▶ [TO BE DONE] Repeat the listing exactly as given, omitting every image.
─── RECORDS TO PROCESS ───
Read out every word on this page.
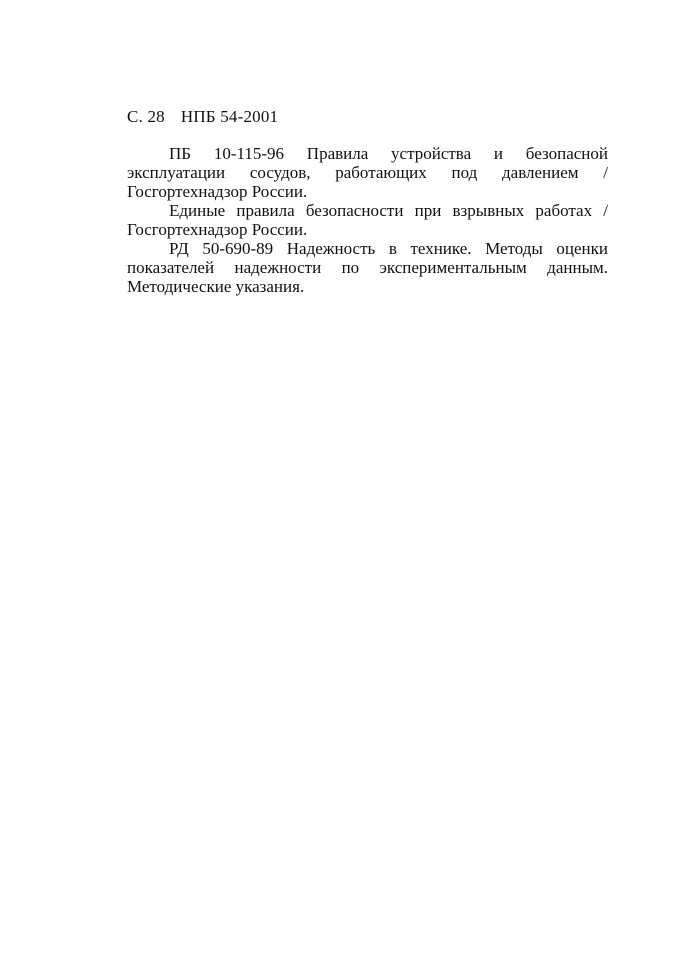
С. 28 НПБ 54-2001

ПБ 10-115-96 Правила устройства и безопасной эксплуатации сосудов, работающих под давлением / Госгортехнадзор России.

Единые правила безопасности при взрывных работах / Госгортехнадзор России.

РД 50-690-89 Надежность в технике. Методы оценки показателей надежности по экспериментальным данным. Методические указания.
───
▶ [EXERCISE RESPONSE]
Read out every word on this page.
С. 28 НПБ 54-2001

ПБ 10-115-96 Правила устройства и безопасной эксплуатации сосудов, работающих под давлением / Госгортехнадзор России.

Единые правила безопасности при взрывных работах / Госгортехнадзор России.

РД 50-690-89 Надежность в технике. Методы оценки показателей надежности по экспериментальным данным. Методические указания.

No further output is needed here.